▸ **Exercise**
Repeat the material below exactly, with no pictures.

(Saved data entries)
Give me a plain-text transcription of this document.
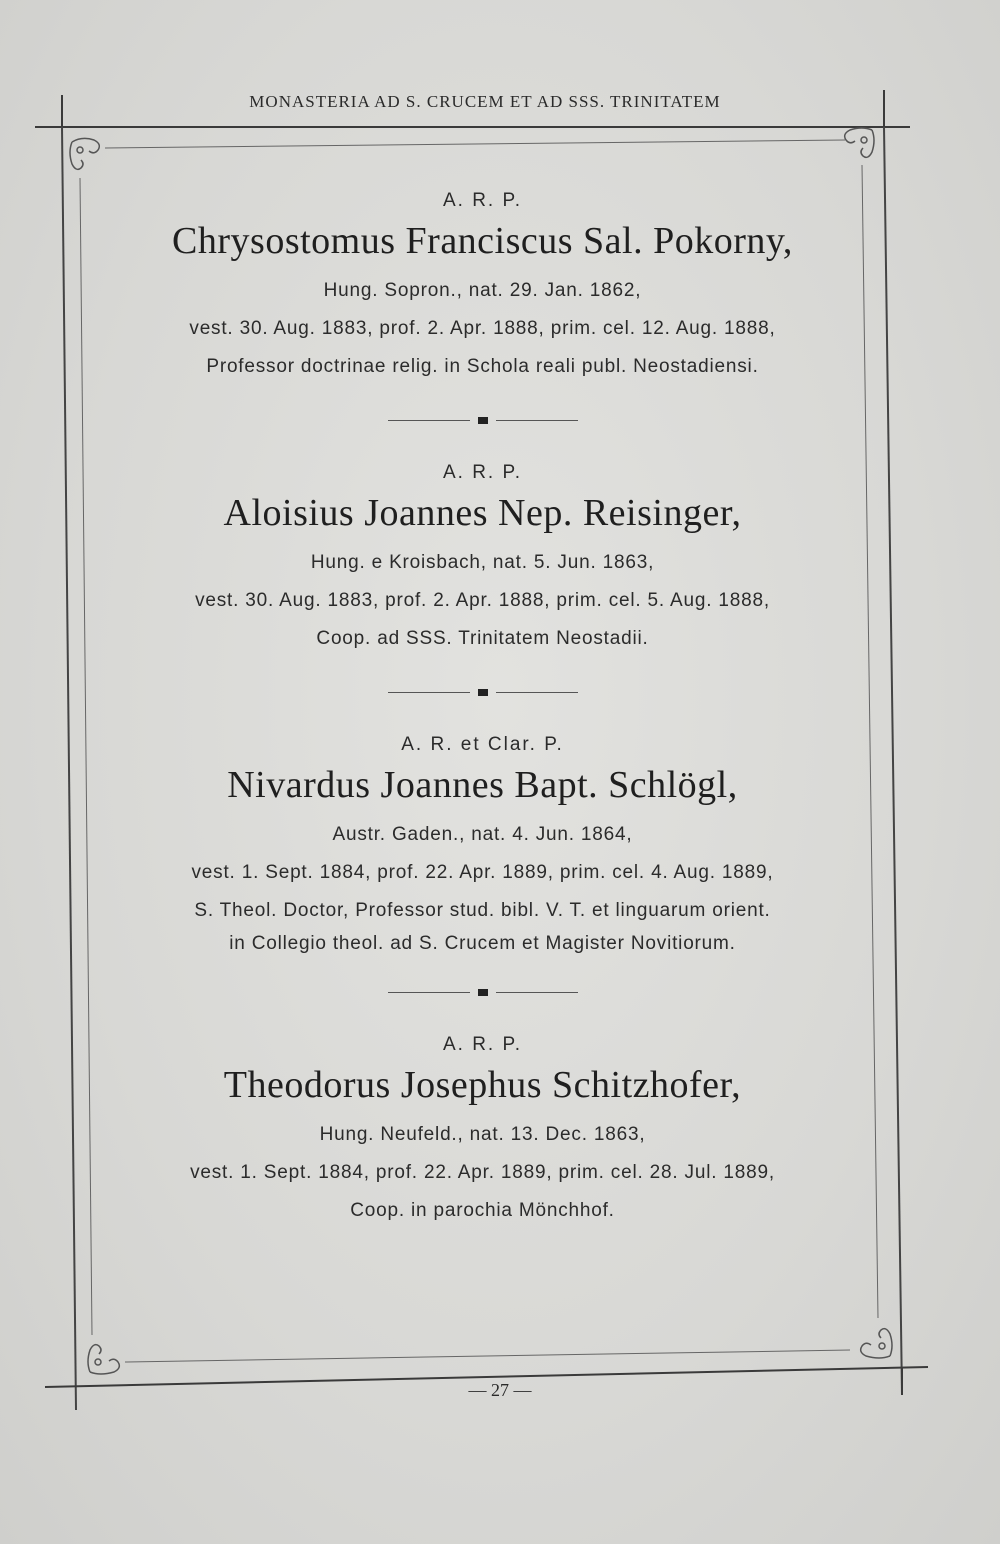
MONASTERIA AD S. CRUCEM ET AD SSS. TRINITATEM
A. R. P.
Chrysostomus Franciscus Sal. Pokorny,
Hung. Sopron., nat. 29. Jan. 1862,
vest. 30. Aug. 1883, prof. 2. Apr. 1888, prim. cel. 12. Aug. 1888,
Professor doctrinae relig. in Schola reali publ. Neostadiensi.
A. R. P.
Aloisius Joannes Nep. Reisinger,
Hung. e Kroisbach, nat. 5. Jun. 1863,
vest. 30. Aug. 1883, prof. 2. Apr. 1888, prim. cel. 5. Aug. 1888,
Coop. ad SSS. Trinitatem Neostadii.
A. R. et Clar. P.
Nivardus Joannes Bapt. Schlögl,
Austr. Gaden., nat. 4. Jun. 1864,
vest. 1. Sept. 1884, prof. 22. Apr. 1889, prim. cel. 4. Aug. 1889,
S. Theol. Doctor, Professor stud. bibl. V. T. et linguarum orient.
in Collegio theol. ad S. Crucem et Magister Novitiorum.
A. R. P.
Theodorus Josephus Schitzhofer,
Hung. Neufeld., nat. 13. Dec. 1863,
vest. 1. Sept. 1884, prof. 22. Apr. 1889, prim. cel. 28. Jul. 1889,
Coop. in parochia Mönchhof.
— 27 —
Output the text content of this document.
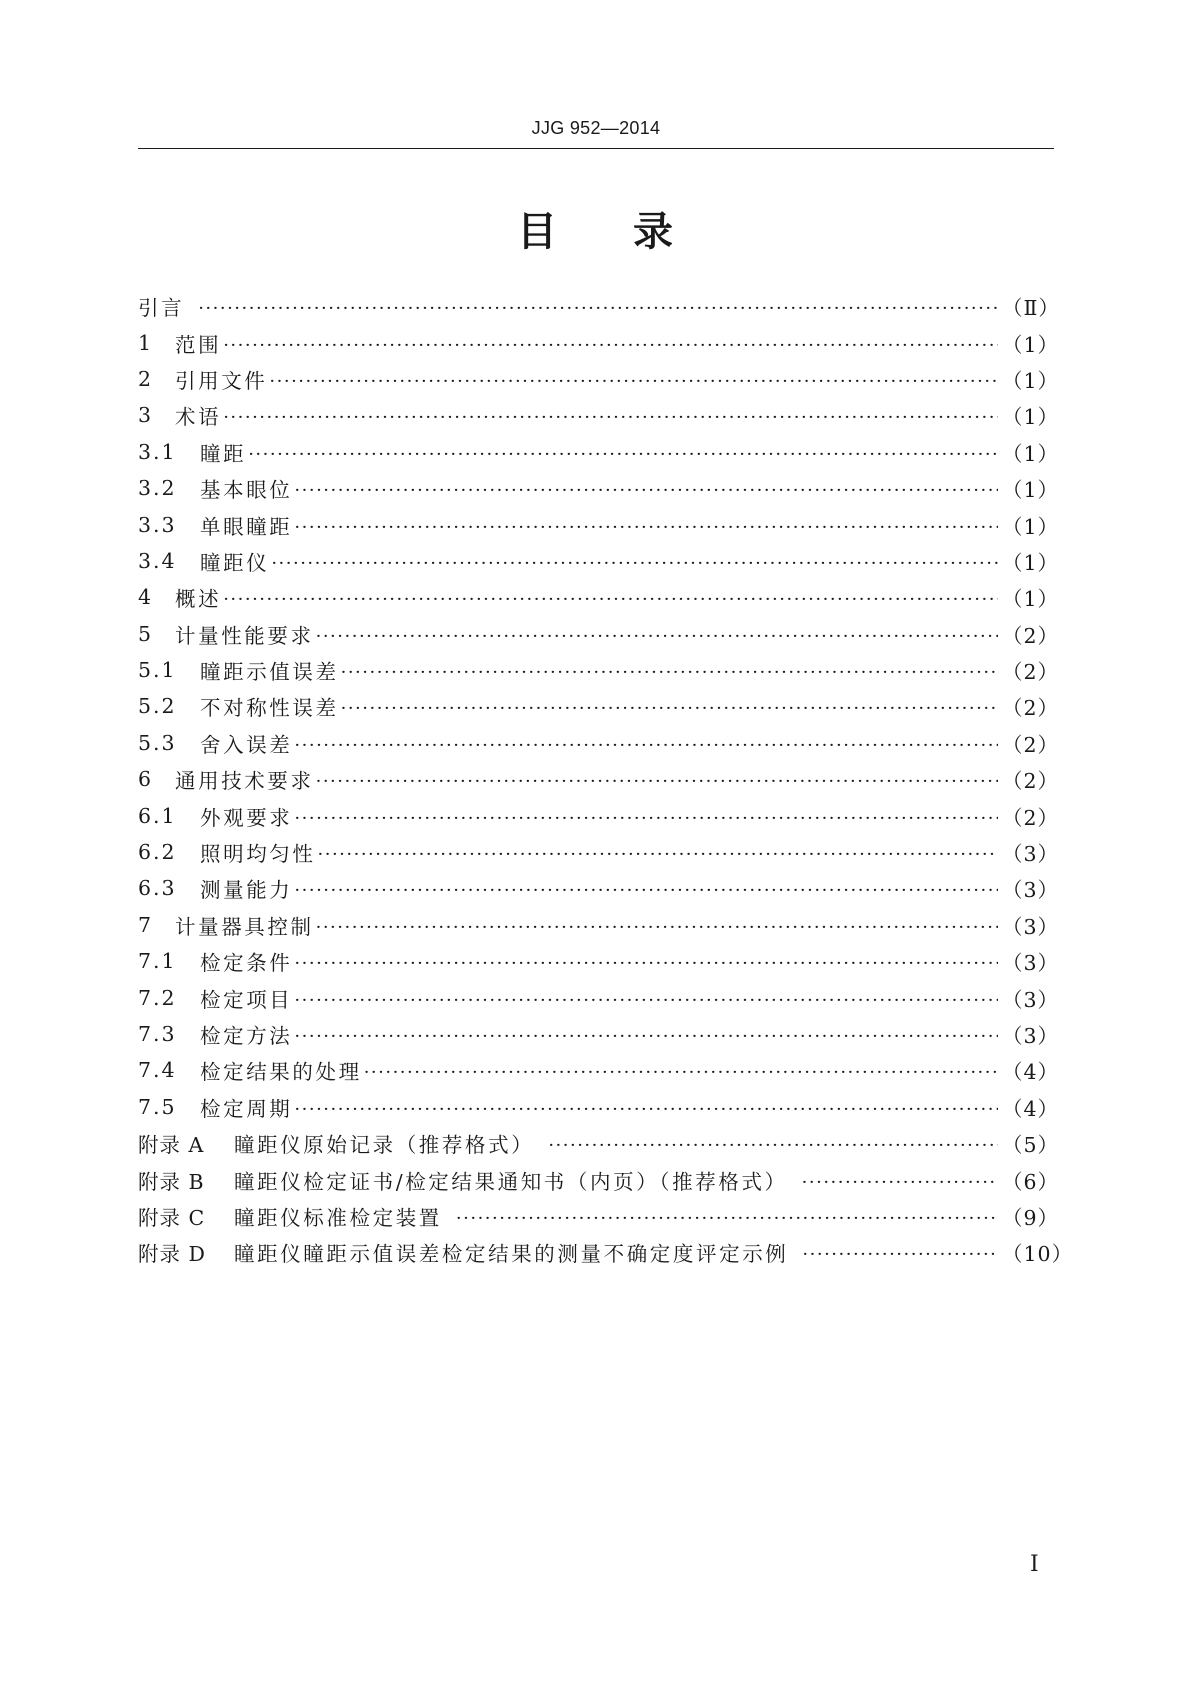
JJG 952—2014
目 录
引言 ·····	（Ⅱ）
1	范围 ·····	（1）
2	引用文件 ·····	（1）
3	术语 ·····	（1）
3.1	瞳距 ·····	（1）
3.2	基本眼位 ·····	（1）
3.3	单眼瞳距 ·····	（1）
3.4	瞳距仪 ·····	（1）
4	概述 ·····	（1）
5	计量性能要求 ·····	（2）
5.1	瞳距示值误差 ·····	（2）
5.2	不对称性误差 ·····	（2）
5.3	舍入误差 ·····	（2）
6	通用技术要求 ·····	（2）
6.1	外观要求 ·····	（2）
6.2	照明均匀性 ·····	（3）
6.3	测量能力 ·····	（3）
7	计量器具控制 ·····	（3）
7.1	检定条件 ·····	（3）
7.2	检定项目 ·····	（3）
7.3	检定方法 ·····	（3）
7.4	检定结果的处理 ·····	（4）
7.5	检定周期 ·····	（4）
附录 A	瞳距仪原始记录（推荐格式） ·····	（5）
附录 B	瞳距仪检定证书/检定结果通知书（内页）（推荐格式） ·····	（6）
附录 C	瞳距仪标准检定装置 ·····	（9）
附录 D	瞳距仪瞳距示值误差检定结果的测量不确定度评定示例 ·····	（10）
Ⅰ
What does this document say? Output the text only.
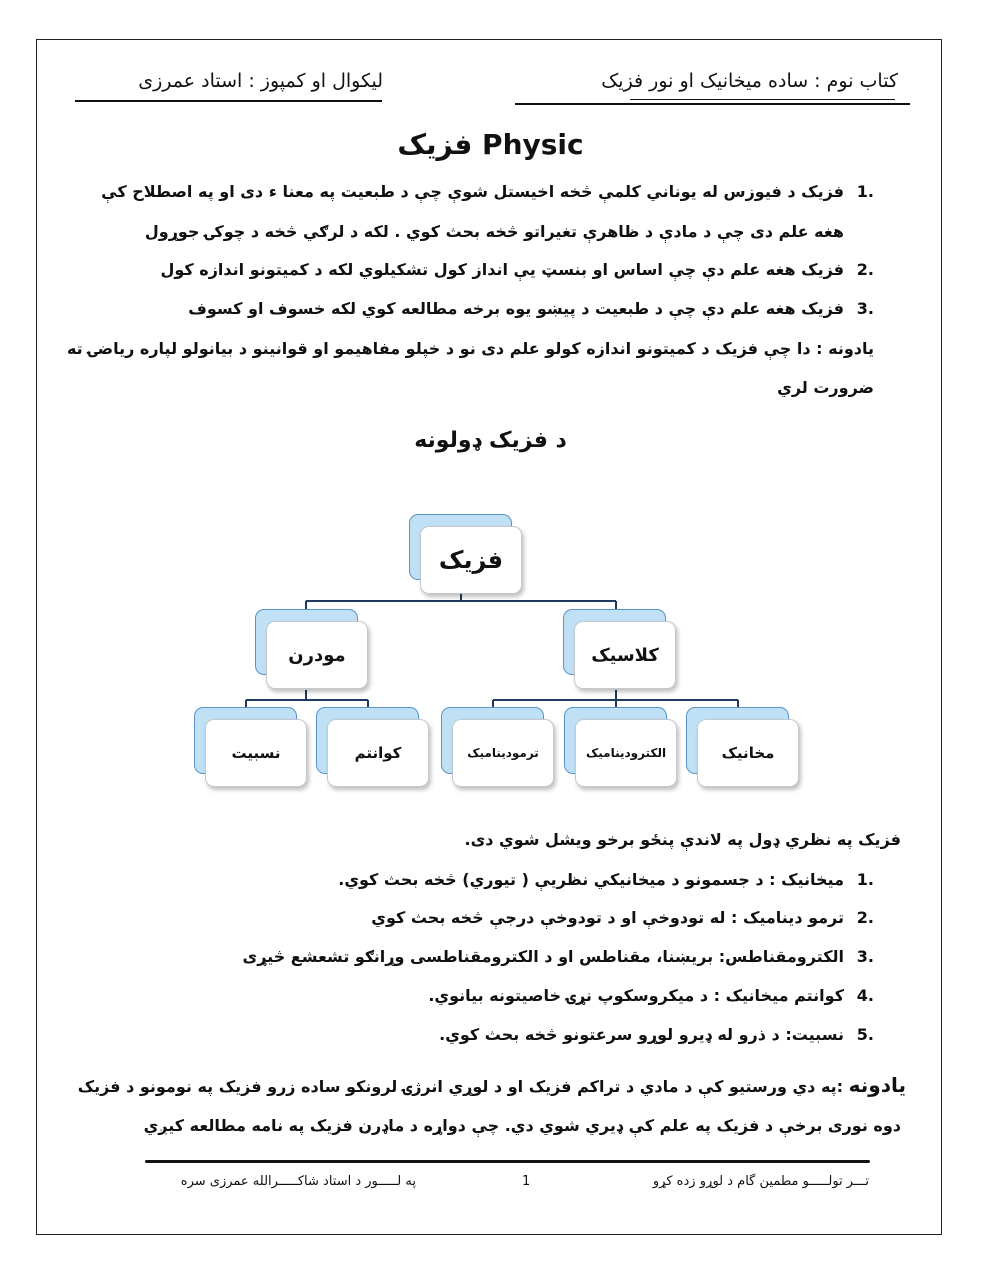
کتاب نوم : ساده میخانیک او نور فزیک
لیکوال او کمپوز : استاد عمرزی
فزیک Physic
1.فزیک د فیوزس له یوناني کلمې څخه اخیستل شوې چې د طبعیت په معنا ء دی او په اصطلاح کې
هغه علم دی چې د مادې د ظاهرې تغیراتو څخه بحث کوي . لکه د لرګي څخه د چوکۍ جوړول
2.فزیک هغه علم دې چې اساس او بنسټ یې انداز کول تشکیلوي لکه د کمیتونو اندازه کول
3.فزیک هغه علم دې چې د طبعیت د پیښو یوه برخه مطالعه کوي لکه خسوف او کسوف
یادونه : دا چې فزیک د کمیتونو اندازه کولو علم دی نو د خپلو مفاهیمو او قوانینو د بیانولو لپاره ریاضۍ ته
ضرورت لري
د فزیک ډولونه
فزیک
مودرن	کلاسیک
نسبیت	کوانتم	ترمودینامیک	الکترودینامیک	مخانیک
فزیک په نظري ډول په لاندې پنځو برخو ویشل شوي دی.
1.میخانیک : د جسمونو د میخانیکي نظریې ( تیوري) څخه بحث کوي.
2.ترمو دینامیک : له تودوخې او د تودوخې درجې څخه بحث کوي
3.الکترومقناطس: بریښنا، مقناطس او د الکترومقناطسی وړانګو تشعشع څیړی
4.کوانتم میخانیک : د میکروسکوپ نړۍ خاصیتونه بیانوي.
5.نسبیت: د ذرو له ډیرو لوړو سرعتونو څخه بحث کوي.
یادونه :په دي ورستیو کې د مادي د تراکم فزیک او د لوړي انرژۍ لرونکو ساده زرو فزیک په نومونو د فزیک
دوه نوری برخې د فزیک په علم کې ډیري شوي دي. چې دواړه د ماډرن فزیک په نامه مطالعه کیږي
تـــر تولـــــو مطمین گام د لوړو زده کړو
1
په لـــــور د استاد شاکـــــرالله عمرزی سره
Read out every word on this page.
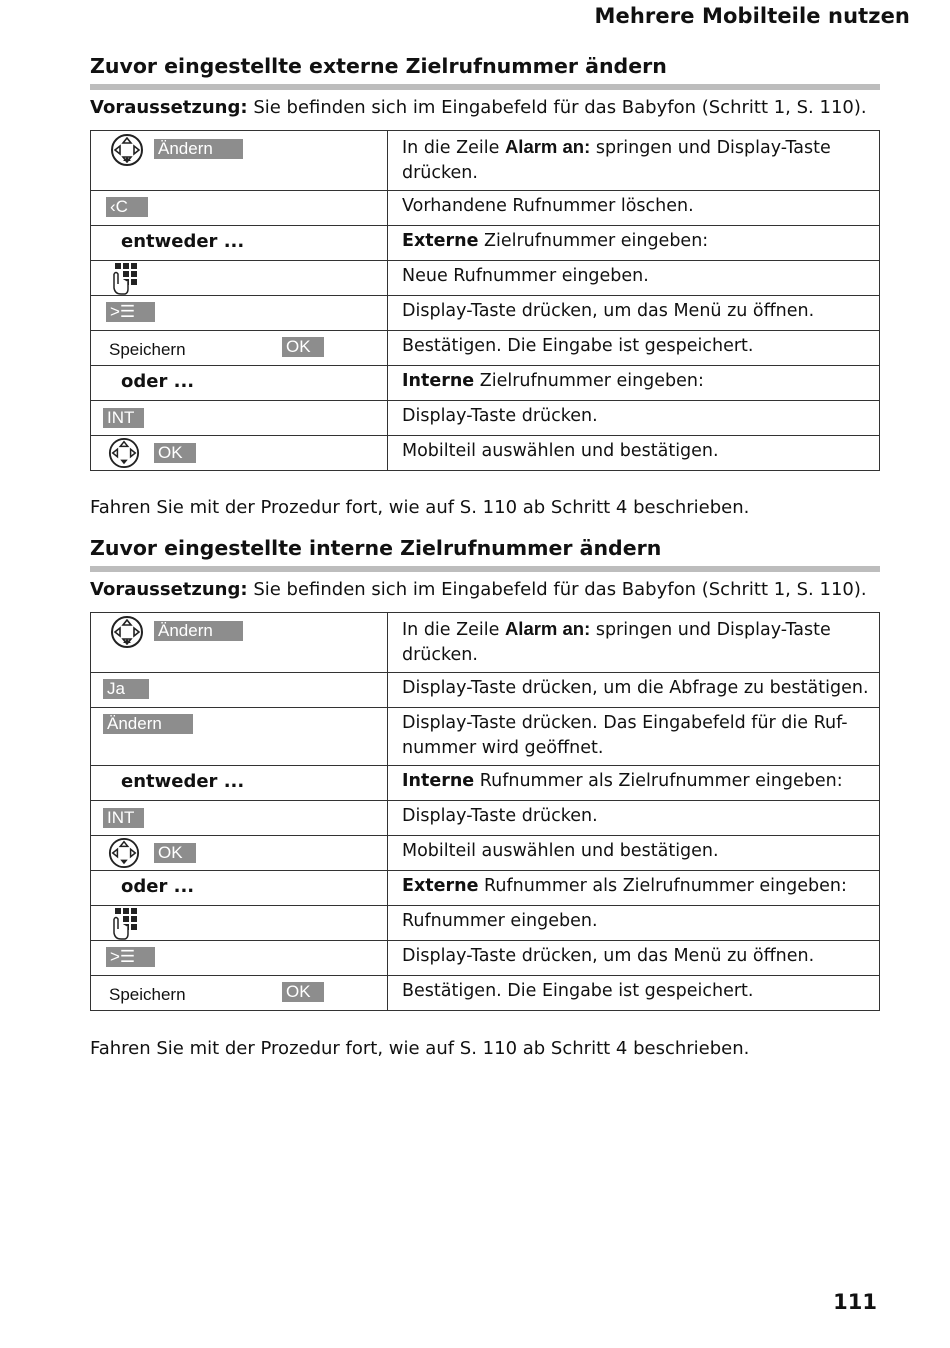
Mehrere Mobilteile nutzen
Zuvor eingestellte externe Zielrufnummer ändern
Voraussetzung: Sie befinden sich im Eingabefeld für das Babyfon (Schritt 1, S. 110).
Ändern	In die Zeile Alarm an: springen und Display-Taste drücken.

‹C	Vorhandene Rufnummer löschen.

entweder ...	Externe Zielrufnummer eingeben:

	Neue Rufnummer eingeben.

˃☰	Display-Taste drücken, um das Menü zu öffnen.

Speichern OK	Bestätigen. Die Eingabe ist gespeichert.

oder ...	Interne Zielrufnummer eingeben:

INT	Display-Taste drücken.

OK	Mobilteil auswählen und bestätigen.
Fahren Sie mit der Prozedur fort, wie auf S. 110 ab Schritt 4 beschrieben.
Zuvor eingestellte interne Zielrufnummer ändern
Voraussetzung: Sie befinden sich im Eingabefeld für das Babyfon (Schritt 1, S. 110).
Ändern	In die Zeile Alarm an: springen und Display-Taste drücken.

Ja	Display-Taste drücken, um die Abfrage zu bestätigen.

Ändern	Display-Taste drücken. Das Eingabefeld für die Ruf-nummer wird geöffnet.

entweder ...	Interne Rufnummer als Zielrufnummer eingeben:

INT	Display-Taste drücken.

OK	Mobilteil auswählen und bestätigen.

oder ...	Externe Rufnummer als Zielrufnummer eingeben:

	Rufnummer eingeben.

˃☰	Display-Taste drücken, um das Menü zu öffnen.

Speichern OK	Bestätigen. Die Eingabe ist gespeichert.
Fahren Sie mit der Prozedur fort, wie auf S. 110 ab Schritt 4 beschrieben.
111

▸ **Correct answer**
Give me a plain-text transcription of this document.
MONASTERIA AD S. CRUCEM ET AD SSS. TRINITATEM
A. R. P.
Chrysostomus Franciscus Sal. Pokorny,
Hung. Sopron., nat. 29. Jan. 1862,
vest. 30. Aug. 1883, prof. 2. Apr. 1888, prim. cel. 12. Aug. 1888,
Professor doctrinae relig. in Schola reali publ. Neostadiensi.
A. R. P.
Aloisius Joannes Nep. Reisinger,
Hung. e Kroisbach, nat. 5. Jun. 1863,
vest. 30. Aug. 1883, prof. 2. Apr. 1888, prim. cel. 5. Aug. 1888,
Coop. ad SSS. Trinitatem Neostadii.
A. R. et Clar. P.
Nivardus Joannes Bapt. Schlögl,
Austr. Gaden., nat. 4. Jun. 1864,
vest. 1. Sept. 1884, prof. 22. Apr. 1889, prim. cel. 4. Aug. 1889,
S. Theol. Doctor, Professor stud. bibl. V. T. et linguarum orient.
in Collegio theol. ad S. Crucem et Magister Novitiorum.
A. R. P.
Theodorus Josephus Schitzhofer,
Hung. Neufeld., nat. 13. Dec. 1863,
vest. 1. Sept. 1884, prof. 22. Apr. 1889, prim. cel. 28. Jul. 1889,
Coop. in parochia Mönchhof.
— 27 —
Output the text content of this document.
JJG 952—2014
目 录
引言 ·····	（Ⅱ）
1	范围 ·····	（1）
2	引用文件 ·····	（1）
3	术语 ·····	（1）
3.1	瞳距 ·····	（1）
3.2	基本眼位 ·····	（1）
3.3	单眼瞳距 ·····	（1）
3.4	瞳距仪 ·····	（1）
4	概述 ·····	（1）
5	计量性能要求 ·····	（2）
5.1	瞳距示值误差 ·····	（2）
5.2	不对称性误差 ·····	（2）
5.3	舍入误差 ·····	（2）
6	通用技术要求 ·····	（2）
6.1	外观要求 ·····	（2）
6.2	照明均匀性 ·····	（3）
6.3	测量能力 ·····	（3）
7	计量器具控制 ·····	（3）
7.1	检定条件 ·····	（3）
7.2	检定项目 ·····	（3）
7.3	检定方法 ·····	（3）
7.4	检定结果的处理 ·····	（4）
7.5	检定周期 ·····	（4）
附录 A	瞳距仪原始记录（推荐格式） ·····	（5）
附录 B	瞳距仪检定证书/检定结果通知书（内页）（推荐格式） ·····	（6）
附录 C	瞳距仪标准检定装置 ·····	（9）
附录 D	瞳距仪瞳距示值误差检定结果的测量不确定度评定示例 ·····	（10）
Ⅰ
What does this document say? Output the text only.
کتاب نوم : ساده میخانیک او نور فزیک
لیکوال او کمپوز : استاد عمرزی
فزیک Physic
1.فزیک د فیوزس له یوناني کلمې څخه اخیستل شوې چې د طبعیت په معنا ء دی او په اصطلاح کې
هغه علم دی چې د مادې د ظاهرې تغیراتو څخه بحث کوي . لکه د لرګي څخه د چوکۍ جوړول
2.فزیک هغه علم دې چې اساس او بنسټ یې انداز کول تشکیلوي لکه د کمیتونو اندازه کول
3.فزیک هغه علم دې چې د طبعیت د پیښو یوه برخه مطالعه کوي لکه خسوف او کسوف
یادونه : دا چې فزیک د کمیتونو اندازه کولو علم دی نو د خپلو مفاهیمو او قوانینو د بیانولو لپاره ریاضۍ ته
ضرورت لري
د فزیک ډولونه
فزیک
مودرن	کلاسیک
نسبیت	کوانتم	ترمودینامیک	الکترودینامیک	مخانیک
فزیک په نظري ډول په لاندې پنځو برخو ویشل شوي دی.
1.میخانیک : د جسمونو د میخانیکي نظریې ( تیوري) څخه بحث کوي.
2.ترمو دینامیک : له تودوخې او د تودوخې درجې څخه بحث کوي
3.الکترومقناطس: بریښنا، مقناطس او د الکترومقناطسی وړانګو تشعشع څیړی
4.کوانتم میخانیک : د میکروسکوپ نړۍ خاصیتونه بیانوي.
5.نسبیت: د ذرو له ډیرو لوړو سرعتونو څخه بحث کوي.
یادونه :په دي ورستیو کې د مادي د تراکم فزیک او د لوړي انرژۍ لرونکو ساده زرو فزیک په نومونو د فزیک
دوه نوری برخې د فزیک په علم کې ډیري شوي دي. چې دواړه د ماډرن فزیک په نامه مطالعه کیږي
تـــر تولـــــو مطمین گام د لوړو زده کړو
1
په لـــــور د استاد شاکـــــرالله عمرزی سره
Read out every word on this page.
Mehrere Mobilteile nutzen
Zuvor eingestellte externe Zielrufnummer ändern
Voraussetzung: Sie befinden sich im Eingabefeld für das Babyfon (Schritt 1, S. 110).
Ändern	In die Zeile Alarm an: springen und Display-Taste drücken.

‹C	Vorhandene Rufnummer löschen.

entweder ...	Externe Zielrufnummer eingeben:

	Neue Rufnummer eingeben.

˃☰	Display-Taste drücken, um das Menü zu öffnen.

Speichern OK	Bestätigen. Die Eingabe ist gespeichert.

oder ...	Interne Zielrufnummer eingeben:

INT	Display-Taste drücken.

OK	Mobilteil auswählen und bestätigen.
Fahren Sie mit der Prozedur fort, wie auf S. 110 ab Schritt 4 beschrieben.
Zuvor eingestellte interne Zielrufnummer ändern
Voraussetzung: Sie befinden sich im Eingabefeld für das Babyfon (Schritt 1, S. 110).
Ändern	In die Zeile Alarm an: springen und Display-Taste drücken.

Ja	Display-Taste drücken, um die Abfrage zu bestätigen.

Ändern	Display-Taste drücken. Das Eingabefeld für die Ruf-nummer wird geöffnet.

entweder ...	Interne Rufnummer als Zielrufnummer eingeben:

INT	Display-Taste drücken.

OK	Mobilteil auswählen und bestätigen.

oder ...	Externe Rufnummer als Zielrufnummer eingeben:

	Rufnummer eingeben.

˃☰	Display-Taste drücken, um das Menü zu öffnen.

Speichern OK	Bestätigen. Die Eingabe ist gespeichert.
Fahren Sie mit der Prozedur fort, wie auf S. 110 ab Schritt 4 beschrieben.
111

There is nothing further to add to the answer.